** Task requirements **
Work out how many lines of the data hold the string "maswerkowa", and reply with that number alone.

** Records for the task **
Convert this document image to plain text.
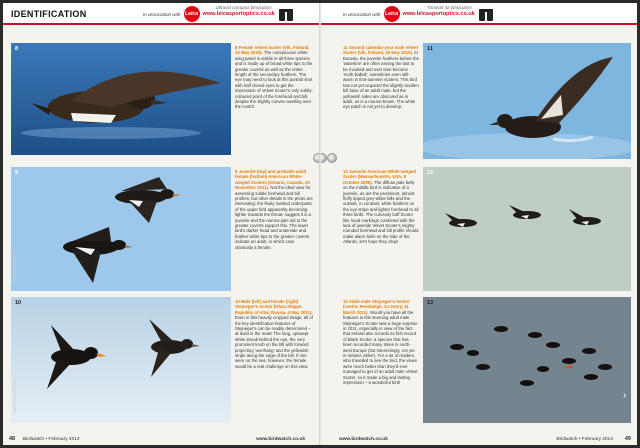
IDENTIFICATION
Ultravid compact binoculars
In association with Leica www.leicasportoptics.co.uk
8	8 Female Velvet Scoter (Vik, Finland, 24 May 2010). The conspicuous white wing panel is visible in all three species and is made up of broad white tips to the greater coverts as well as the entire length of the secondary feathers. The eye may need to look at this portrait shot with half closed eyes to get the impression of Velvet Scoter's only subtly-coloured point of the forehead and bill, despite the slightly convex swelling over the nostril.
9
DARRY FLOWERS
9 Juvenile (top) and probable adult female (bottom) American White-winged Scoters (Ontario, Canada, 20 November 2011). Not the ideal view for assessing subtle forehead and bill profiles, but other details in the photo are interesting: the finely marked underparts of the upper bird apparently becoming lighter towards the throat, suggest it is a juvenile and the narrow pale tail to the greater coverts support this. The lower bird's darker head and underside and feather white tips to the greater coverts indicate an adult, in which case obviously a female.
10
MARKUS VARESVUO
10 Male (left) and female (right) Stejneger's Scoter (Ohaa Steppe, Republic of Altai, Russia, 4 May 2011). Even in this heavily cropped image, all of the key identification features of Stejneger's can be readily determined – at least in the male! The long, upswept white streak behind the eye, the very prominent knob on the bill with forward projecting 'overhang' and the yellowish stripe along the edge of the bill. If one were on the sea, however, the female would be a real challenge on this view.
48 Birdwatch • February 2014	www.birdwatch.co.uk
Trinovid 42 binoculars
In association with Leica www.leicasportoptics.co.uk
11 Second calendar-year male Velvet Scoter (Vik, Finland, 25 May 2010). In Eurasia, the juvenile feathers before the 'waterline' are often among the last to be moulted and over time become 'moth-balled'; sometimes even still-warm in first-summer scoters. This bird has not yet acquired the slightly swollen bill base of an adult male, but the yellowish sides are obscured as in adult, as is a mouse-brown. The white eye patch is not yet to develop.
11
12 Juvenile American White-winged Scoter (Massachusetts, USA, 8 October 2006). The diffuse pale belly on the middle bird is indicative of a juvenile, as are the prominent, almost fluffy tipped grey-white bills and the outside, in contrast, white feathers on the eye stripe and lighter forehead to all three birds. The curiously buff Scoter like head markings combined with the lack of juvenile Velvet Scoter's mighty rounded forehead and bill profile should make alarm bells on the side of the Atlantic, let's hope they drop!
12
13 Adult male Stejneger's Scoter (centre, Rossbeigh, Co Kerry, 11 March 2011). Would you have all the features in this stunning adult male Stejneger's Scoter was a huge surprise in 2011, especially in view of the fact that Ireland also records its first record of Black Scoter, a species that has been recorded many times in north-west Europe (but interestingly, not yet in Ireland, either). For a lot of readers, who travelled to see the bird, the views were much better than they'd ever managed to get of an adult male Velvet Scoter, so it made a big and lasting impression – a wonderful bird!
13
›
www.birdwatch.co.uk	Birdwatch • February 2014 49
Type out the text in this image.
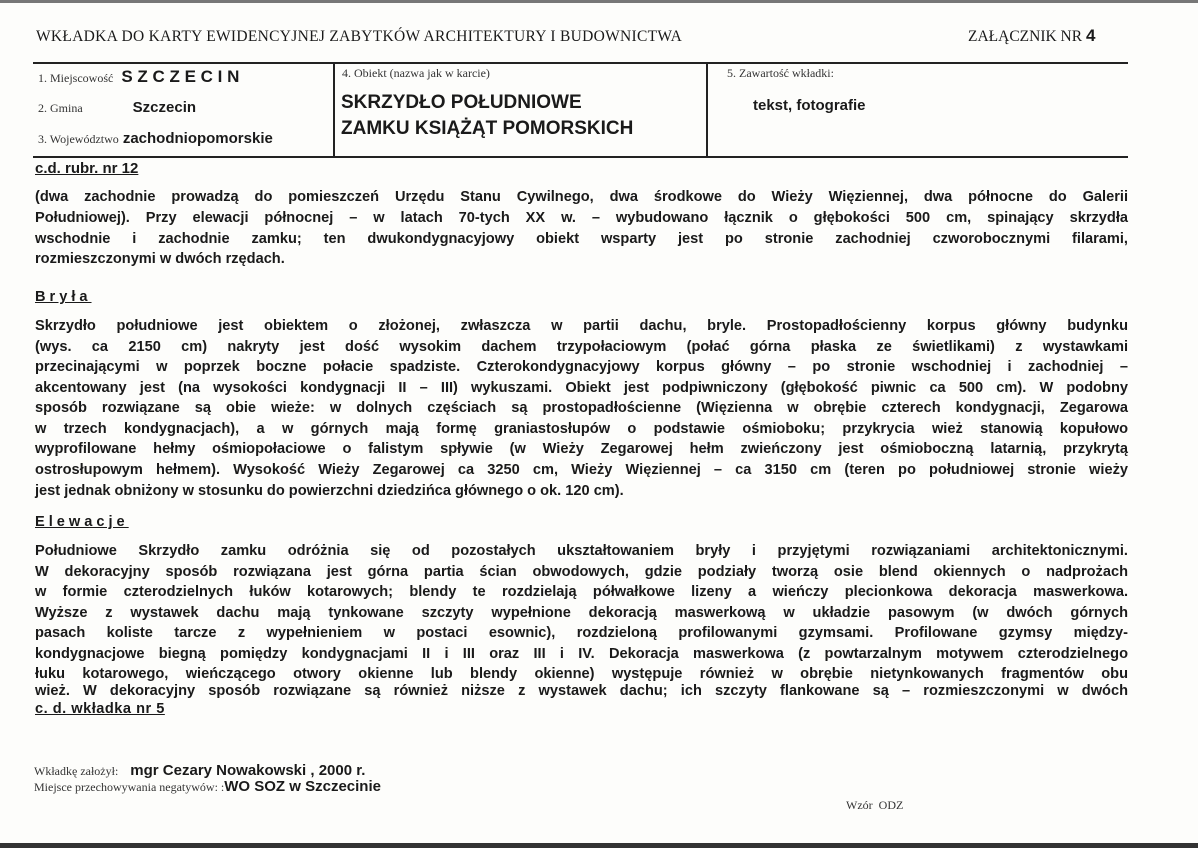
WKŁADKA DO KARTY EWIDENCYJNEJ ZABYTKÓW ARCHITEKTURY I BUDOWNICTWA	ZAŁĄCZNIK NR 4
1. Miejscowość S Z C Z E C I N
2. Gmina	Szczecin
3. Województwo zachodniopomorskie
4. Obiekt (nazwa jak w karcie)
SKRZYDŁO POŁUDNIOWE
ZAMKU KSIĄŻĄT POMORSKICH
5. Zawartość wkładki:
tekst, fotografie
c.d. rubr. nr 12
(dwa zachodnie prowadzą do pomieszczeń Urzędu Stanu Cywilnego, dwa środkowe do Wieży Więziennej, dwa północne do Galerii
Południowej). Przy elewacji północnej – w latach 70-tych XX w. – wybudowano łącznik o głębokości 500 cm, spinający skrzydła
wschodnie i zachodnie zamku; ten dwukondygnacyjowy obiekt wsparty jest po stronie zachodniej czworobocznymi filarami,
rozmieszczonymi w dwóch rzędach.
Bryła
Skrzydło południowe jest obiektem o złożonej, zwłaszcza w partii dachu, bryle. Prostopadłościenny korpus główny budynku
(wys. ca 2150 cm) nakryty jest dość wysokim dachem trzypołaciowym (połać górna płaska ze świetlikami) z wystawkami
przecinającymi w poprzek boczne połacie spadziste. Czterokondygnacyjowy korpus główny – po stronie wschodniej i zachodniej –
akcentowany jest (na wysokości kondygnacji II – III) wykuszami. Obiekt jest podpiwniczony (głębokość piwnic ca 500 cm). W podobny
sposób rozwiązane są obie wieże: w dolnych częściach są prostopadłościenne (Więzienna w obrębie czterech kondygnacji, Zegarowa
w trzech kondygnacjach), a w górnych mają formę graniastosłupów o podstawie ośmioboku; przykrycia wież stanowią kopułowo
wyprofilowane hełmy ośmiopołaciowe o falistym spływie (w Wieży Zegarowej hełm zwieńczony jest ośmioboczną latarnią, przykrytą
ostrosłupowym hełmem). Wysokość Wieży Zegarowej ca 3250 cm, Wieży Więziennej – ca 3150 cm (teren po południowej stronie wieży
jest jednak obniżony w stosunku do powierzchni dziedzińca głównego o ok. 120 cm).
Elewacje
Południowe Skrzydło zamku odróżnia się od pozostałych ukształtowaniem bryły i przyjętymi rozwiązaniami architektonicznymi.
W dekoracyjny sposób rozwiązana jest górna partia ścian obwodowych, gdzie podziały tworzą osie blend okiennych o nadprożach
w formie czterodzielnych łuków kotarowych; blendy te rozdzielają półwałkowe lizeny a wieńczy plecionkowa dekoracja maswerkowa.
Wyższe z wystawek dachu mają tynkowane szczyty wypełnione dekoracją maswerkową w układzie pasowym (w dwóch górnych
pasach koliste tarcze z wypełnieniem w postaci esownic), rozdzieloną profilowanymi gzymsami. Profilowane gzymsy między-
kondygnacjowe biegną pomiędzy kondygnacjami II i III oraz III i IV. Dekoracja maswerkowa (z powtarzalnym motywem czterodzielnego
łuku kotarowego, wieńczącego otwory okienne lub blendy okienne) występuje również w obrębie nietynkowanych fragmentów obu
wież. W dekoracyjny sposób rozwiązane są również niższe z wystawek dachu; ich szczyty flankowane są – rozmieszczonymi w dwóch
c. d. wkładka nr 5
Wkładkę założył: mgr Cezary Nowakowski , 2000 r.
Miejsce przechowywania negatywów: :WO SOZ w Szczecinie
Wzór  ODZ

* * *

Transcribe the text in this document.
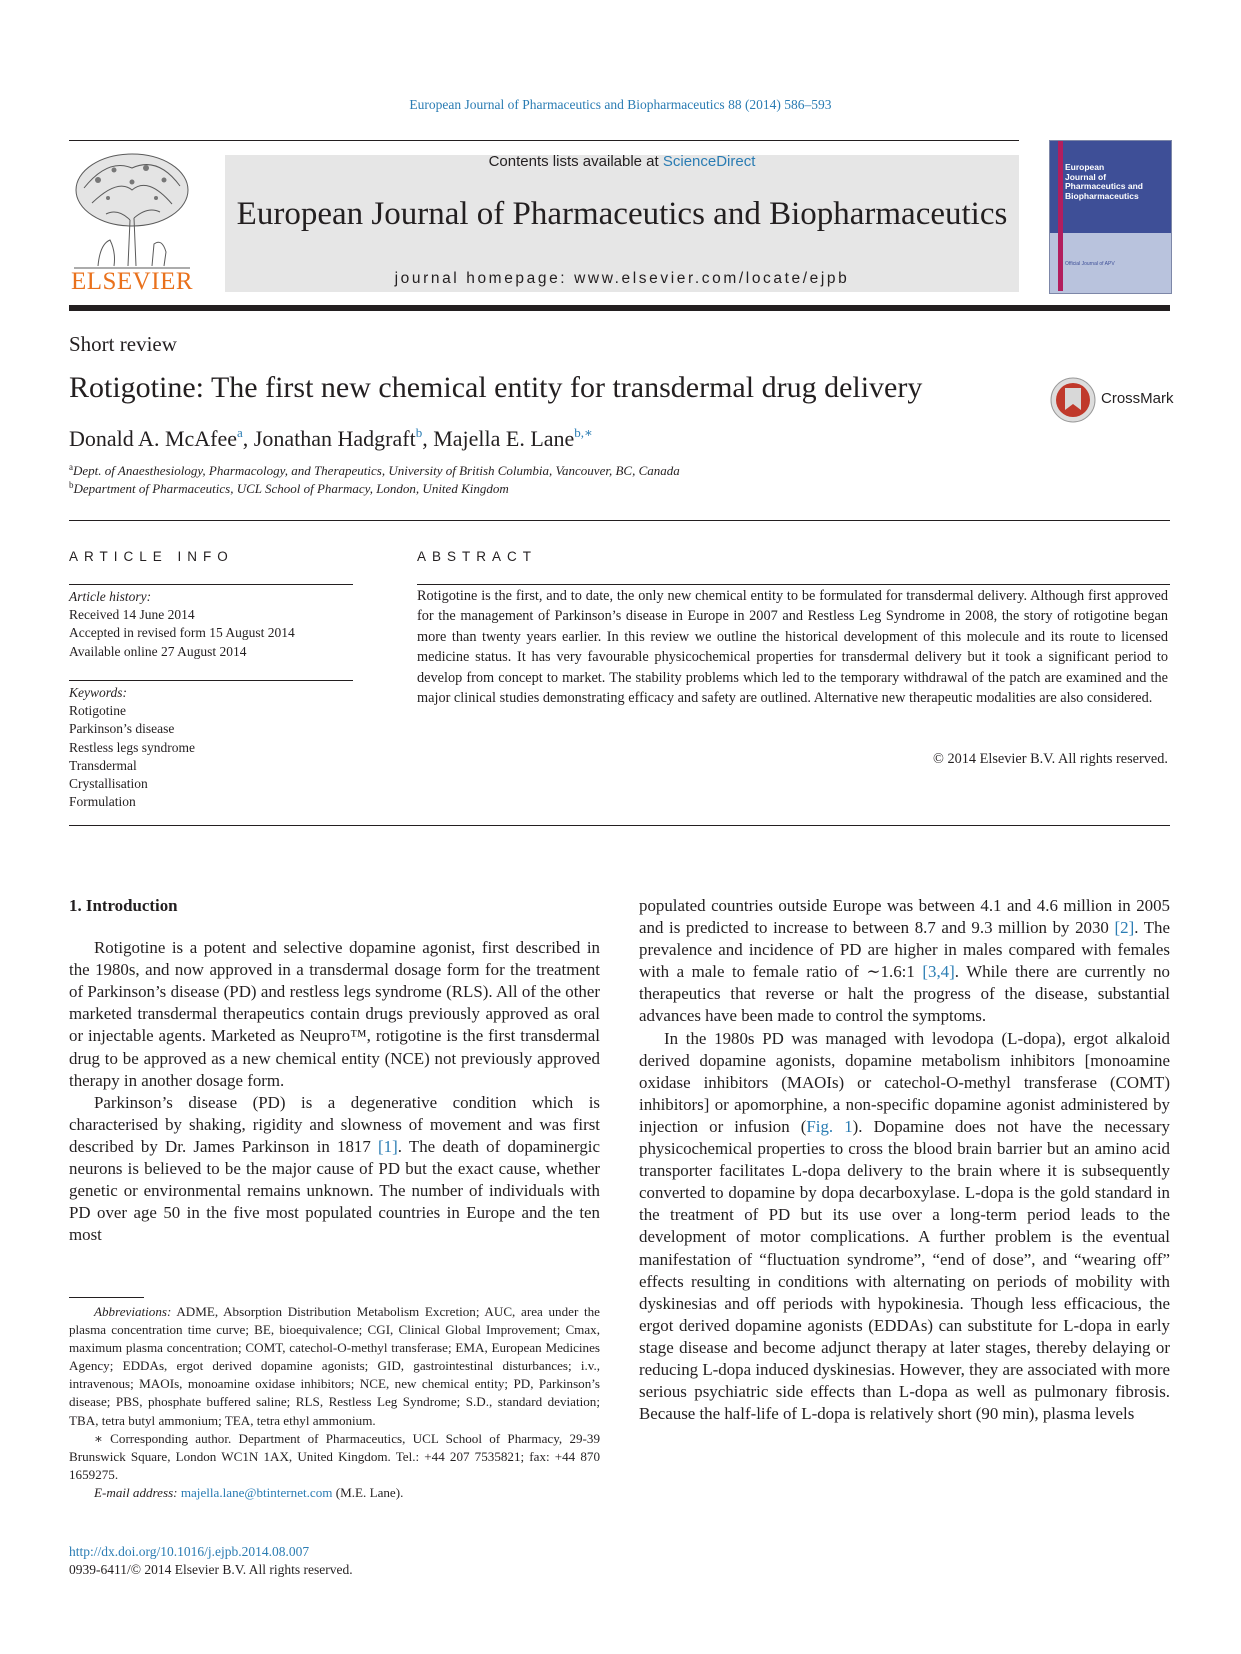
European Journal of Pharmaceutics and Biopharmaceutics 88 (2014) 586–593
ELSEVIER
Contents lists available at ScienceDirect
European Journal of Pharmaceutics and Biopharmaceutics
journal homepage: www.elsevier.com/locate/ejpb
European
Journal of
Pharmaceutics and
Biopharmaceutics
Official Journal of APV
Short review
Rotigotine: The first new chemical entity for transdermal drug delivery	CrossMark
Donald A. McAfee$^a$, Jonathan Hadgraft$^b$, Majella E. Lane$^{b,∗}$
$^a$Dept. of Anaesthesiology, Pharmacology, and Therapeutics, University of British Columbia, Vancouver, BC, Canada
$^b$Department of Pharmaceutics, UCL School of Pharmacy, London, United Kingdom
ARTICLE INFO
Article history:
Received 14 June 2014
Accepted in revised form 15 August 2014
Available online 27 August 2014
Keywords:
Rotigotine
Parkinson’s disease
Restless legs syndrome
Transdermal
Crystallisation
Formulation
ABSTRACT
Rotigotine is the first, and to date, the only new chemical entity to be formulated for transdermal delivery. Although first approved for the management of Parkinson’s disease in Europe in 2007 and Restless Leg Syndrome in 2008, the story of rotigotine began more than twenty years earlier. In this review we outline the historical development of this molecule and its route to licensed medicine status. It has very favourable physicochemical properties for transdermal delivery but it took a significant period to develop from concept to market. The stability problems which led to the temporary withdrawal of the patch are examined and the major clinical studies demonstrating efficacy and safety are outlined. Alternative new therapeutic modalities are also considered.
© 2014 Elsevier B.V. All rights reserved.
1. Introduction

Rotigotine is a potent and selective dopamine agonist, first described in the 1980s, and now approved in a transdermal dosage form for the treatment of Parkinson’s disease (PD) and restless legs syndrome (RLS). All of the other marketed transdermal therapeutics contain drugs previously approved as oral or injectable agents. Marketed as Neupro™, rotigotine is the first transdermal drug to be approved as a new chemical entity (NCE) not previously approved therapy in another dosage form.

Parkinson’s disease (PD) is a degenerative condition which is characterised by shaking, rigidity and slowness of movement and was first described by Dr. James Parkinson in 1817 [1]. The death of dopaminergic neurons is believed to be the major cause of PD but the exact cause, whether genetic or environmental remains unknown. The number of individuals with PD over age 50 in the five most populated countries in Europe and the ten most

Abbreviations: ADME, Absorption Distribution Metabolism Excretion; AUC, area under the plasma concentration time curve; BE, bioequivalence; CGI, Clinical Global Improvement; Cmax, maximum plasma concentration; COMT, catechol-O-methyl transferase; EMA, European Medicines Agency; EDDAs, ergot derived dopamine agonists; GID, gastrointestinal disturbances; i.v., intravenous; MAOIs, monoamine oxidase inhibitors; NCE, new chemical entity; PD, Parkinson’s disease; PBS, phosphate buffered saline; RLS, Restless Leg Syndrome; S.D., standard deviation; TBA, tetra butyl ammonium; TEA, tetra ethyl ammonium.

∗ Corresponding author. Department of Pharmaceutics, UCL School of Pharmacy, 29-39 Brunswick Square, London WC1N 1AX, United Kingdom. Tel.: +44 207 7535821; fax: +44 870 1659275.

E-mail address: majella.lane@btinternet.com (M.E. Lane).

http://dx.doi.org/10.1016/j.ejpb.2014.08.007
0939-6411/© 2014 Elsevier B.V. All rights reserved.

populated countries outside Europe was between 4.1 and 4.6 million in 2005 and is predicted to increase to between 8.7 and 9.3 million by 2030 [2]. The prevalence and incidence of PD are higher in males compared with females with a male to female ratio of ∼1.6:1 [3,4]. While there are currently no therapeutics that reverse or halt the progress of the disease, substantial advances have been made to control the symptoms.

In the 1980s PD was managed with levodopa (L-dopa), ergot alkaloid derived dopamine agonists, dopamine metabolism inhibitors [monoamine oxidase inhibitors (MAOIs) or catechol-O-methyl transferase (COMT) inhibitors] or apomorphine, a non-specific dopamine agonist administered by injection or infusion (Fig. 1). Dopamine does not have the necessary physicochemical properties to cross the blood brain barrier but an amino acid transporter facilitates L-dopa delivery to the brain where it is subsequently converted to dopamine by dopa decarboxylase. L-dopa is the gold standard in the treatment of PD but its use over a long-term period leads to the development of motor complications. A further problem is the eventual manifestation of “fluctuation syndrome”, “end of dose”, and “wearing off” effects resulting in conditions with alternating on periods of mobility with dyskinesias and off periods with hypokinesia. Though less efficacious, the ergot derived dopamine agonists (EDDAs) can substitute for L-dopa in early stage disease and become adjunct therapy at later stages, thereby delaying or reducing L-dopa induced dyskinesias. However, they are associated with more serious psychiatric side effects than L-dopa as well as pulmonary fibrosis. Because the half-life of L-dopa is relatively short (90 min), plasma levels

** Written answer **
2